■ **Provided entries**:
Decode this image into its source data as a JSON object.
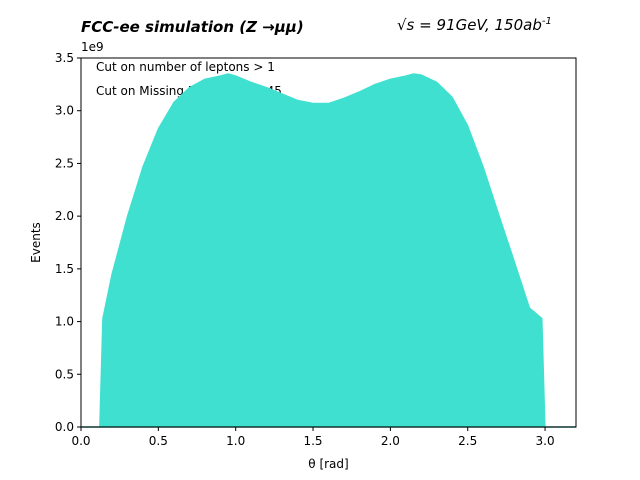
{
  "chart_data": {
    "type": "area",
    "title_left": "FCC-ee simulation (Z →μμ)",
    "title_right_prefix": "√s = 91GeV, 150ab",
    "title_right_sup": "-1",
    "xlabel": "θ [rad]",
    "ylabel": "Events",
    "y_exponent_label": "1e9",
    "xlim": [
      0.0,
      3.2
    ],
    "ylim": [
      0.0,
      3.5
    ],
    "x_ticks": [
      "0.0",
      "0.5",
      "1.0",
      "1.5",
      "2.0",
      "2.5",
      "3.0"
    ],
    "y_ticks": [
      "0.0",
      "0.5",
      "1.0",
      "1.5",
      "2.0",
      "2.5",
      "3.0",
      "3.5"
    ],
    "fill_color": "#40e0d0",
    "annotations": [
      "Cut on number of leptons > 1",
      "Cut on Missing Energy < 22.45"
    ],
    "series": [
      {
        "x": [
          0.12,
          0.14,
          0.2,
          0.3,
          0.4,
          0.5,
          0.6,
          0.7,
          0.8,
          0.9,
          0.95,
          1.0,
          1.1,
          1.2,
          1.3,
          1.4,
          1.5,
          1.6,
          1.7,
          1.8,
          1.9,
          2.0,
          2.1,
          2.15,
          2.2,
          2.3,
          2.4,
          2.5,
          2.6,
          2.7,
          2.8,
          2.9,
          2.98,
          3.0
        ],
        "y": [
          0.0,
          1.03,
          1.45,
          2.0,
          2.47,
          2.83,
          3.08,
          3.22,
          3.3,
          3.33,
          3.35,
          3.33,
          3.27,
          3.22,
          3.16,
          3.1,
          3.07,
          3.07,
          3.12,
          3.18,
          3.25,
          3.3,
          3.33,
          3.35,
          3.34,
          3.27,
          3.13,
          2.86,
          2.47,
          2.02,
          1.58,
          1.13,
          1.03,
          0.0
        ]
      }
    ]
  }
}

■ **Directive**: Write the listing out a second time exactly, dropping all images.

■ **Complete response**:
Decode this image into its source data as a JSON object.
{
  "chart_data": {
    "type": "area",
    "title_left": "FCC-ee simulation (Z →μμ)",
    "title_right_prefix": "√s = 91GeV, 150ab",
    "title_right_sup": "-1",
    "xlabel": "θ [rad]",
    "ylabel": "Events",
    "y_exponent_label": "1e9",
    "xlim": [
      0.0,
      3.2
    ],
    "ylim": [
      0.0,
      3.5
    ],
    "x_ticks": [
      "0.0",
      "0.5",
      "1.0",
      "1.5",
      "2.0",
      "2.5",
      "3.0"
    ],
    "y_ticks": [
      "0.0",
      "0.5",
      "1.0",
      "1.5",
      "2.0",
      "2.5",
      "3.0",
      "3.5"
    ],
    "fill_color": "#40e0d0",
    "annotations": [
      "Cut on number of leptons > 1",
      "Cut on Missing Energy < 22.45"
    ],
    "series": [
      {
        "x": [
          0.12,
          0.14,
          0.2,
          0.3,
          0.4,
          0.5,
          0.6,
          0.7,
          0.8,
          0.9,
          0.95,
          1.0,
          1.1,
          1.2,
          1.3,
          1.4,
          1.5,
          1.6,
          1.7,
          1.8,
          1.9,
          2.0,
          2.1,
          2.15,
          2.2,
          2.3,
          2.4,
          2.5,
          2.6,
          2.7,
          2.8,
          2.9,
          2.98,
          3.0
        ],
        "y": [
          0.0,
          1.03,
          1.45,
          2.0,
          2.47,
          2.83,
          3.08,
          3.22,
          3.3,
          3.33,
          3.35,
          3.33,
          3.27,
          3.22,
          3.16,
          3.1,
          3.07,
          3.07,
          3.12,
          3.18,
          3.25,
          3.3,
          3.33,
          3.35,
          3.34,
          3.27,
          3.13,
          2.86,
          2.47,
          2.02,
          1.58,
          1.13,
          1.03,
          0.0
        ]
      }
    ]
  }
}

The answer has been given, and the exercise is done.